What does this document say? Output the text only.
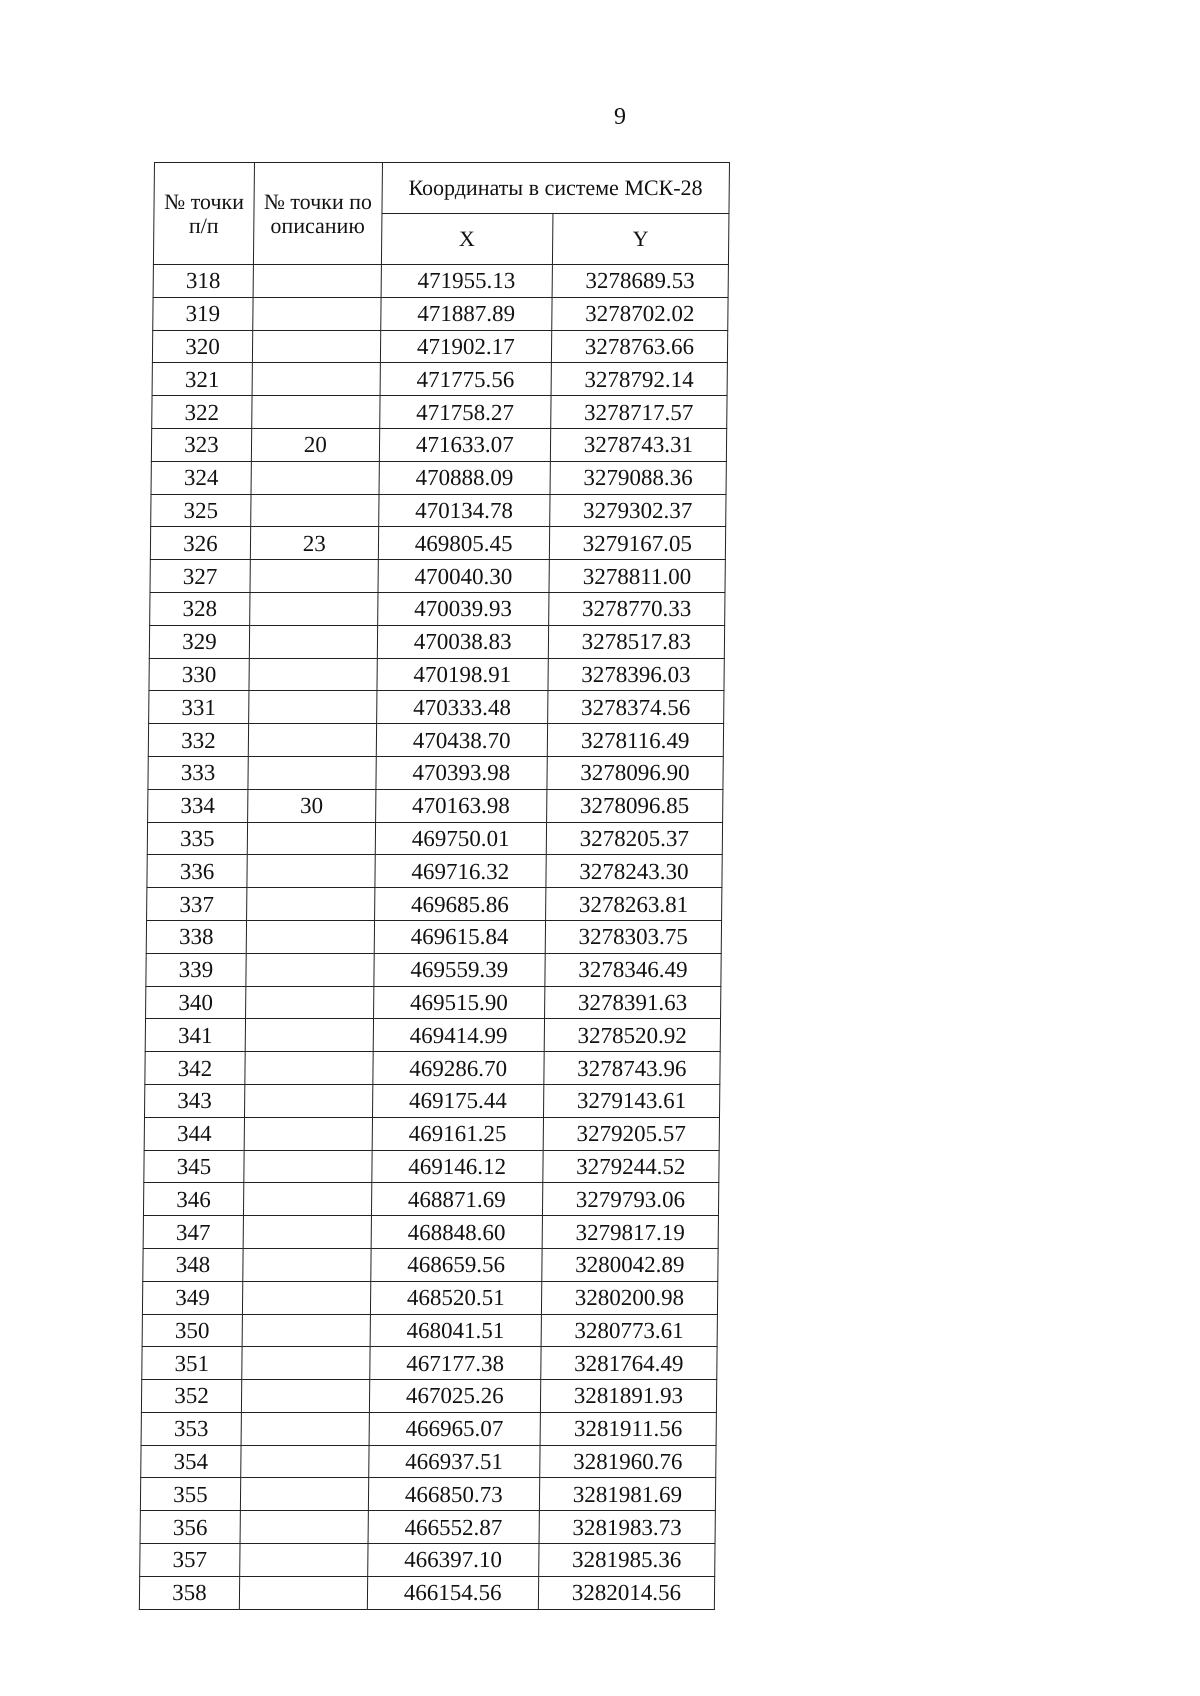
9
№ точки п/п	№ точки по описанию	Координаты в системе МСК-28	
		X	Y
318		471955.13	3278689.53
319		471887.89	3278702.02
320		471902.17	3278763.66
321		471775.56	3278792.14
322		471758.27	3278717.57
323	20	471633.07	3278743.31
324		470888.09	3279088.36
325		470134.78	3279302.37
326	23	469805.45	3279167.05
327		470040.30	3278811.00
328		470039.93	3278770.33
329		470038.83	3278517.83
330		470198.91	3278396.03
331		470333.48	3278374.56
332		470438.70	3278116.49
333		470393.98	3278096.90
334	30	470163.98	3278096.85
335		469750.01	3278205.37
336		469716.32	3278243.30
337		469685.86	3278263.81
338		469615.84	3278303.75
339		469559.39	3278346.49
340		469515.90	3278391.63
341		469414.99	3278520.92
342		469286.70	3278743.96
343		469175.44	3279143.61
344		469161.25	3279205.57
345		469146.12	3279244.52
346		468871.69	3279793.06
347		468848.60	3279817.19
348		468659.56	3280042.89
349		468520.51	3280200.98
350		468041.51	3280773.61
351		467177.38	3281764.49
352		467025.26	3281891.93
353		466965.07	3281911.56
354		466937.51	3281960.76
355		466850.73	3281981.69
356		466552.87	3281983.73
357		466397.10	3281985.36
358		466154.56	3282014.56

# # # # #

_Task objective_: Working from the lines above, reproduce the material exactly and exclude its pictures.

_Exercise result_:
What does this document say? Output the text only.
9
№ точки п/п	№ точки по описанию	Координаты в системе МСК-28	
		X	Y
318		471955.13	3278689.53
319		471887.89	3278702.02
320		471902.17	3278763.66
321		471775.56	3278792.14
322		471758.27	3278717.57
323	20	471633.07	3278743.31
324		470888.09	3279088.36
325		470134.78	3279302.37
326	23	469805.45	3279167.05
327		470040.30	3278811.00
328		470039.93	3278770.33
329		470038.83	3278517.83
330		470198.91	3278396.03
331		470333.48	3278374.56
332		470438.70	3278116.49
333		470393.98	3278096.90
334	30	470163.98	3278096.85
335		469750.01	3278205.37
336		469716.32	3278243.30
337		469685.86	3278263.81
338		469615.84	3278303.75
339		469559.39	3278346.49
340		469515.90	3278391.63
341		469414.99	3278520.92
342		469286.70	3278743.96
343		469175.44	3279143.61
344		469161.25	3279205.57
345		469146.12	3279244.52
346		468871.69	3279793.06
347		468848.60	3279817.19
348		468659.56	3280042.89
349		468520.51	3280200.98
350		468041.51	3280773.61
351		467177.38	3281764.49
352		467025.26	3281891.93
353		466965.07	3281911.56
354		466937.51	3281960.76
355		466850.73	3281981.69
356		466552.87	3281983.73
357		466397.10	3281985.36
358		466154.56	3282014.56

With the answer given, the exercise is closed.